Quote the listing in full, exactly as given, minus any pictures.

STORED ROWS ▸
========================

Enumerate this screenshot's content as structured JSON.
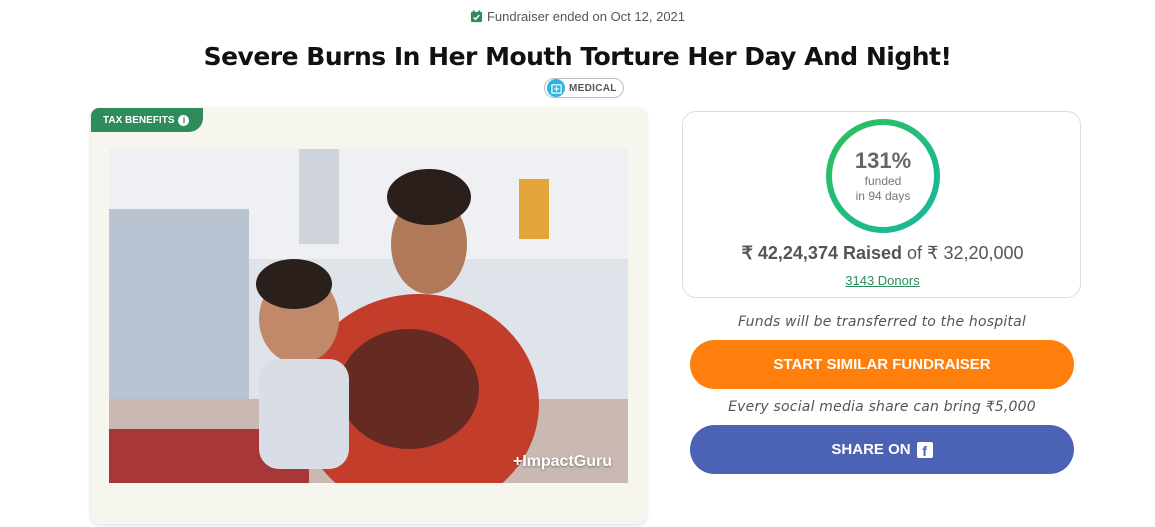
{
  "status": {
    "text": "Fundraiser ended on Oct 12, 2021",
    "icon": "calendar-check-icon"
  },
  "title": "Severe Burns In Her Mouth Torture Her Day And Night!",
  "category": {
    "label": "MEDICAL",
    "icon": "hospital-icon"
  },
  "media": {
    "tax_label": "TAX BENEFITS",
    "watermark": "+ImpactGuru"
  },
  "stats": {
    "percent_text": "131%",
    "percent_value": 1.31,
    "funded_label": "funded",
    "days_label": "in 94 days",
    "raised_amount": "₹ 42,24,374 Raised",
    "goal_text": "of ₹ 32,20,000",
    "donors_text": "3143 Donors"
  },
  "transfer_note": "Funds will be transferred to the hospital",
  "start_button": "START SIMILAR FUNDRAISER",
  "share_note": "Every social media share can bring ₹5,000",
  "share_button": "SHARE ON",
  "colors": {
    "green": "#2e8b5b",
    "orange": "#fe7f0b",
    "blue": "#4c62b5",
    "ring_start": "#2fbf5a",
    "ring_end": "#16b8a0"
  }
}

========================

FINAL RESULT ▸
Enumerate this screenshot's content as structured JSON.
{
  "status": {
    "text": "Fundraiser ended on Oct 12, 2021",
    "icon": "calendar-check-icon"
  },
  "title": "Severe Burns In Her Mouth Torture Her Day And Night!",
  "category": {
    "label": "MEDICAL",
    "icon": "hospital-icon"
  },
  "media": {
    "tax_label": "TAX BENEFITS",
    "watermark": "+ImpactGuru"
  },
  "stats": {
    "percent_text": "131%",
    "percent_value": 1.31,
    "funded_label": "funded",
    "days_label": "in 94 days",
    "raised_amount": "₹ 42,24,374 Raised",
    "goal_text": "of ₹ 32,20,000",
    "donors_text": "3143 Donors"
  },
  "transfer_note": "Funds will be transferred to the hospital",
  "start_button": "START SIMILAR FUNDRAISER",
  "share_note": "Every social media share can bring ₹5,000",
  "share_button": "SHARE ON",
  "colors": {
    "green": "#2e8b5b",
    "orange": "#fe7f0b",
    "blue": "#4c62b5",
    "ring_start": "#2fbf5a",
    "ring_end": "#16b8a0"
  }
}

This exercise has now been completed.